Lines holding the string "subtitle" are the ones to copy from this listing.
## BEGIN
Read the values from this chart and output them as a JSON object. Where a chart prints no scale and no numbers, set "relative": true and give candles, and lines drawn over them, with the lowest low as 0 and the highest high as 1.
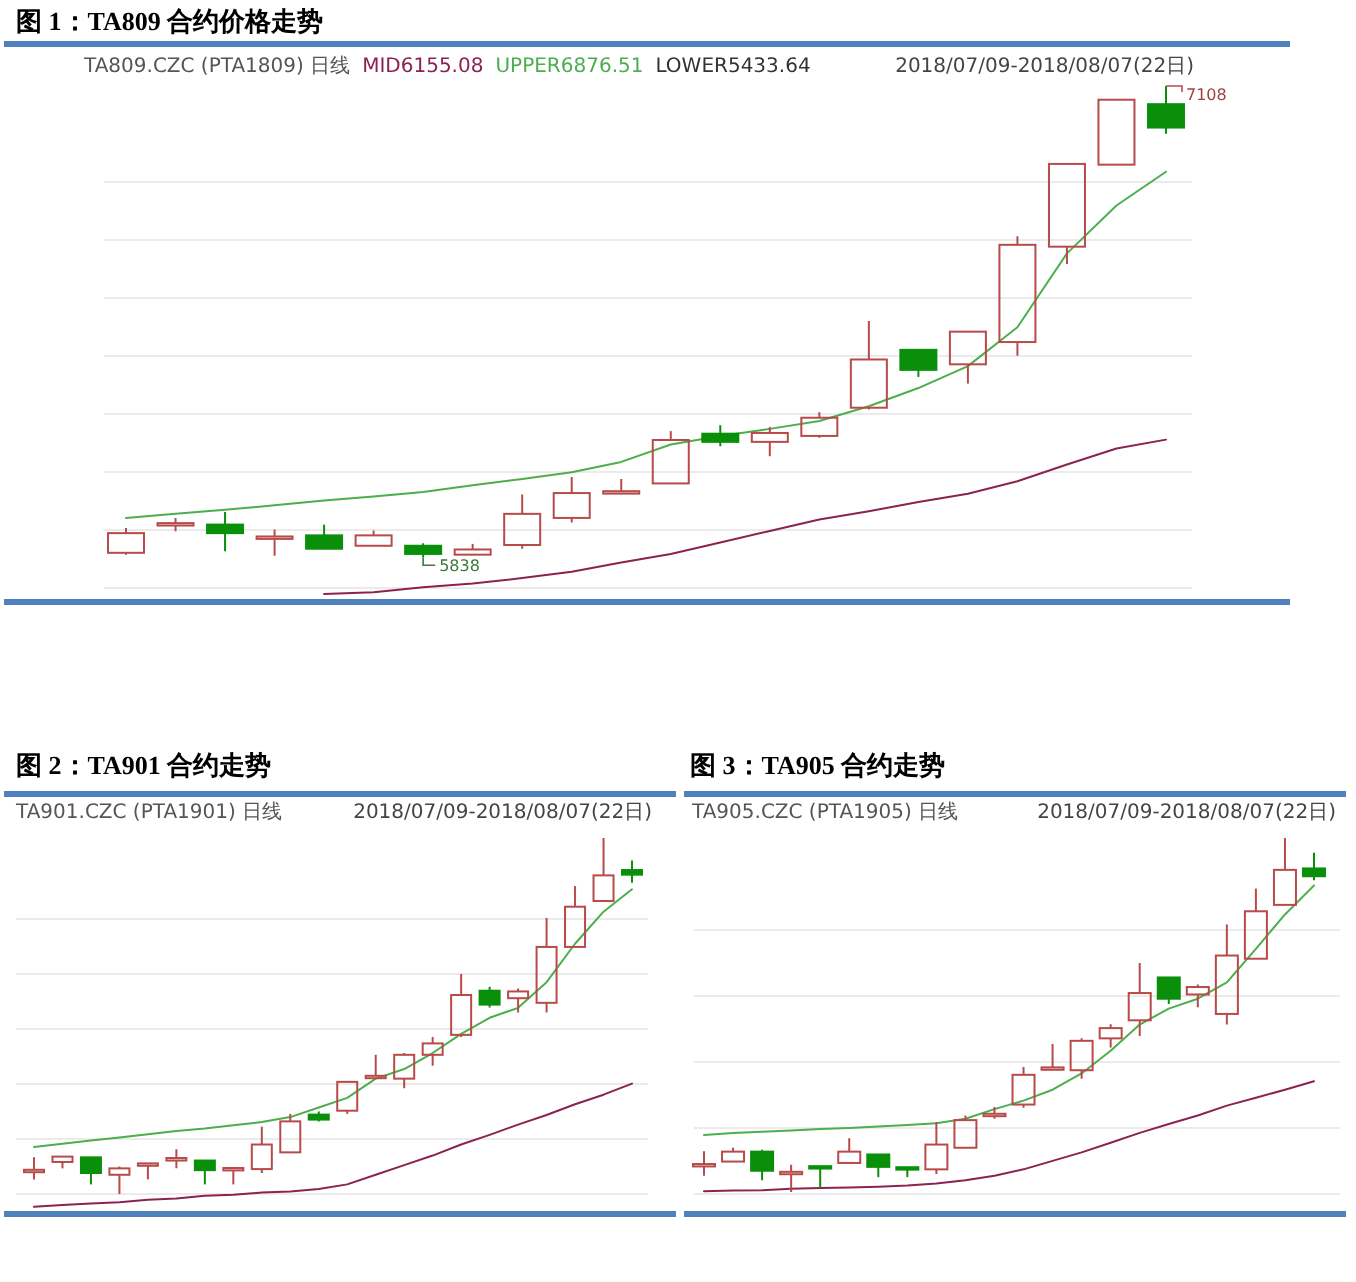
{
  "chart_data": [
    {
      "type": "candlestick",
      "title": "图 1：TA809 合约价格走势",
      "subtitle": "TA809.CZC (PTA1809) 日线",
      "categories": [
        null,
        null,
        null,
        null,
        null,
        null,
        null,
        null,
        null,
        null,
        null,
        null,
        null,
        null,
        null,
        null,
        null,
        null,
        null,
        null,
        null,
        null
      ],
      "ohlc": [
        [
          5850,
          5917,
          5845,
          5903
        ],
        [
          5924,
          5944,
          5908,
          5930
        ],
        [
          5926,
          5960,
          5854,
          5903
        ],
        [
          5892,
          5913,
          5842,
          5894
        ],
        [
          5897,
          5926,
          5859,
          5861
        ],
        [
          5869,
          5910,
          5866,
          5897
        ],
        [
          5869,
          5876,
          5838,
          5847
        ],
        [
          5845,
          5874,
          5843,
          5859
        ],
        [
          5871,
          6007,
          5861,
          5955
        ],
        [
          5944,
          6054,
          5932,
          6011
        ],
        [
          6014,
          6049,
          6011,
          6016
        ],
        [
          6037,
          6178,
          6034,
          6154
        ],
        [
          6171,
          6194,
          6137,
          6149
        ],
        [
          6149,
          6189,
          6110,
          6173
        ],
        [
          6165,
          6229,
          6160,
          6214
        ],
        [
          6241,
          6475,
          6236,
          6371
        ],
        [
          6397,
          6401,
          6324,
          6343
        ],
        [
          6358,
          6448,
          6306,
          6446
        ],
        [
          6418,
          6703,
          6381,
          6680
        ],
        [
          6675,
          6900,
          6628,
          6898
        ],
        [
          6896,
          7073,
          6893,
          7071
        ],
        [
          7059,
          7108,
          6979,
          6996
        ]
      ],
      "colors": [
        "#b84a4a",
        "#b84a4a",
        "#0a8f0a",
        "#b84a4a",
        "#0a8f0a",
        "#b84a4a",
        "#0a8f0a",
        "#b84a4a",
        "#b84a4a",
        "#b84a4a",
        "#b84a4a",
        "#b84a4a",
        "#0a8f0a",
        "#b84a4a",
        "#b84a4a",
        "#b84a4a",
        "#0a8f0a",
        "#b84a4a",
        "#b84a4a",
        "#b84a4a",
        "#b84a4a",
        "#0a8f0a"
      ],
      "series": [
        {
          "name": "MID6155.08",
          "type": "line",
          "color": "#8b2252",
          "values": [
            null,
            null,
            null,
            null,
            5739,
            5744,
            5757,
            5767,
            5782,
            5799,
            5824,
            5847,
            5878,
            5909,
            5940,
            5962,
            5987,
            6009,
            6043,
            6088,
            6131,
            6155
          ]
        },
        {
          "name": "UPPER6876.51",
          "type": "line",
          "color": "#4cae4c",
          "values": [
            5944,
            5955,
            5966,
            5978,
            5991,
            6002,
            6014,
            6032,
            6049,
            6067,
            6095,
            6142,
            6165,
            6184,
            6205,
            6245,
            6294,
            6353,
            6458,
            6657,
            6786,
            6877
          ]
        },
        {
          "name": "LOWER5433.64",
          "type": "line",
          "color": "#333333",
          "values": [
            null,
            null,
            null,
            null,
            null,
            null,
            null,
            null,
            null,
            null,
            null,
            null,
            null,
            null,
            null,
            null,
            null,
            null,
            null,
            null,
            null,
            null
          ]
        }
      ],
      "annotations": [
        "2018/07/09-2018/08/07(22日)",
        {
          "text": "5838",
          "y": 5838
        },
        "7108"
      ],
      "grid": "y",
      "legend": "top left"
    },
    {
      "type": "candlestick",
      "title": "图 2：TA901 合约走势",
      "subtitle": "TA901.CZC (PTA1901) 日线",
      "relative": true,
      "categories": [
        null,
        null,
        null,
        null,
        null,
        null,
        null,
        null,
        null,
        null,
        null,
        null,
        null,
        null,
        null,
        null,
        null,
        null,
        null,
        null,
        null,
        null
      ],
      "ohlc": [
        [
          0.067,
          0.103,
          0.041,
          0.068
        ],
        [
          0.09,
          0.108,
          0.072,
          0.105
        ],
        [
          0.103,
          0.106,
          0.027,
          0.059
        ],
        [
          0.054,
          0.077,
          0,
          0.072
        ],
        [
          0.085,
          0.09,
          0.041,
          0.086
        ],
        [
          0.094,
          0.126,
          0.072,
          0.101
        ],
        [
          0.094,
          0.095,
          0.027,
          0.067
        ],
        [
          0.072,
          0.076,
          0.027,
          0.073
        ],
        [
          0.07,
          0.189,
          0.059,
          0.139
        ],
        [
          0.117,
          0.225,
          0.115,
          0.204
        ],
        [
          0.223,
          0.232,
          0.204,
          0.209
        ],
        [
          0.234,
          0.319,
          0.225,
          0.315
        ],
        [
          0.328,
          0.391,
          0.323,
          0.332
        ],
        [
          0.324,
          0.396,
          0.297,
          0.391
        ],
        [
          0.391,
          0.441,
          0.36,
          0.423
        ],
        [
          0.447,
          0.618,
          0.441,
          0.559
        ],
        [
          0.571,
          0.582,
          0.524,
          0.532
        ],
        [
          0.55,
          0.577,
          0.51,
          0.569
        ],
        [
          0.537,
          0.775,
          0.51,
          0.694
        ],
        [
          0.694,
          0.865,
          0.69,
          0.807
        ],
        [
          0.823,
          1,
          0.82,
          0.895
        ],
        [
          0.91,
          0.937,
          0.874,
          0.897
        ]
      ],
      "colors": [
        "#b84a4a",
        "#b84a4a",
        "#0a8f0a",
        "#b84a4a",
        "#b84a4a",
        "#b84a4a",
        "#0a8f0a",
        "#b84a4a",
        "#b84a4a",
        "#b84a4a",
        "#0a8f0a",
        "#b84a4a",
        "#b84a4a",
        "#b84a4a",
        "#b84a4a",
        "#b84a4a",
        "#0a8f0a",
        "#b84a4a",
        "#b84a4a",
        "#b84a4a",
        "#b84a4a",
        "#0a8f0a"
      ],
      "series": [
        {
          "type": "line",
          "color": "#8b2252",
          "values": [
            -0.036,
            -0.031,
            -0.027,
            -0.023,
            -0.016,
            -0.013,
            -0.005,
            -0.002,
            0.004,
            0.007,
            0.014,
            0.027,
            0.054,
            0.081,
            0.108,
            0.139,
            0.166,
            0.195,
            0.222,
            0.252,
            0.279,
            0.31
          ]
        },
        {
          "type": "line",
          "color": "#4cae4c",
          "values": [
            0.132,
            0.141,
            0.15,
            0.159,
            0.168,
            0.177,
            0.184,
            0.193,
            0.202,
            0.216,
            0.243,
            0.27,
            0.324,
            0.351,
            0.396,
            0.45,
            0.495,
            0.523,
            0.595,
            0.703,
            0.793,
            0.856
          ]
        }
      ],
      "annotations": [
        "2018/07/09-2018/08/07(22日)"
      ],
      "grid": "y"
    },
    {
      "type": "candlestick",
      "title": "图 3：TA905 合约走势",
      "subtitle": "TA905.CZC (PTA1905) 日线",
      "relative": true,
      "categories": [
        null,
        null,
        null,
        null,
        null,
        null,
        null,
        null,
        null,
        null,
        null,
        null,
        null,
        null,
        null,
        null,
        null,
        null,
        null,
        null,
        null,
        null
      ],
      "ohlc": [
        [
          0.077,
          0.115,
          0.046,
          0.079
        ],
        [
          0.086,
          0.125,
          0.084,
          0.114
        ],
        [
          0.114,
          0.119,
          0.033,
          0.06
        ],
        [
          0.055,
          0.077,
          0,
          0.057
        ],
        [
          0.073,
          0.075,
          0.011,
          0.07
        ],
        [
          0.082,
          0.152,
          0.079,
          0.114
        ],
        [
          0.106,
          0.108,
          0.042,
          0.071
        ],
        [
          0.07,
          0.071,
          0.042,
          0.066
        ],
        [
          0.064,
          0.198,
          0.051,
          0.134
        ],
        [
          0.125,
          0.216,
          0.121,
          0.203
        ],
        [
          0.218,
          0.24,
          0.207,
          0.221
        ],
        [
          0.247,
          0.353,
          0.238,
          0.331
        ],
        [
          0.348,
          0.418,
          0.343,
          0.352
        ],
        [
          0.344,
          0.434,
          0.32,
          0.427
        ],
        [
          0.434,
          0.474,
          0.408,
          0.463
        ],
        [
          0.485,
          0.647,
          0.441,
          0.562
        ],
        [
          0.606,
          0.61,
          0.531,
          0.546
        ],
        [
          0.558,
          0.586,
          0.522,
          0.579
        ],
        [
          0.503,
          0.756,
          0.473,
          0.668
        ],
        [
          0.659,
          0.857,
          0.656,
          0.793
        ],
        [
          0.811,
          1,
          0.808,
          0.91
        ],
        [
          0.914,
          0.958,
          0.881,
          0.892
        ]
      ],
      "colors": [
        "#b84a4a",
        "#b84a4a",
        "#0a8f0a",
        "#b84a4a",
        "#0a8f0a",
        "#b84a4a",
        "#0a8f0a",
        "#0a8f0a",
        "#b84a4a",
        "#b84a4a",
        "#b84a4a",
        "#b84a4a",
        "#b84a4a",
        "#b84a4a",
        "#b84a4a",
        "#b84a4a",
        "#0a8f0a",
        "#b84a4a",
        "#b84a4a",
        "#b84a4a",
        "#b84a4a",
        "#0a8f0a"
      ],
      "series": [
        {
          "type": "line",
          "color": "#8b2252",
          "values": [
            0.002,
            0.004,
            0.005,
            0.009,
            0.011,
            0.013,
            0.015,
            0.018,
            0.024,
            0.033,
            0.046,
            0.064,
            0.088,
            0.112,
            0.139,
            0.167,
            0.192,
            0.216,
            0.244,
            0.266,
            0.289,
            0.313
          ]
        },
        {
          "type": "line",
          "color": "#4cae4c",
          "values": [
            0.161,
            0.167,
            0.17,
            0.174,
            0.178,
            0.181,
            0.185,
            0.189,
            0.194,
            0.207,
            0.234,
            0.258,
            0.289,
            0.335,
            0.399,
            0.473,
            0.518,
            0.546,
            0.592,
            0.687,
            0.784,
            0.866
          ]
        }
      ],
      "annotations": [
        "2018/07/09-2018/08/07(22日)"
      ],
      "grid": "y"
    }
  ]
}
## END
Result below.
      "subtitle": "TA809.CZC (PTA1809) 日线",
      "subtitle": "TA901.CZC (PTA1901) 日线",
      "subtitle": "TA905.CZC (PTA1905) 日线",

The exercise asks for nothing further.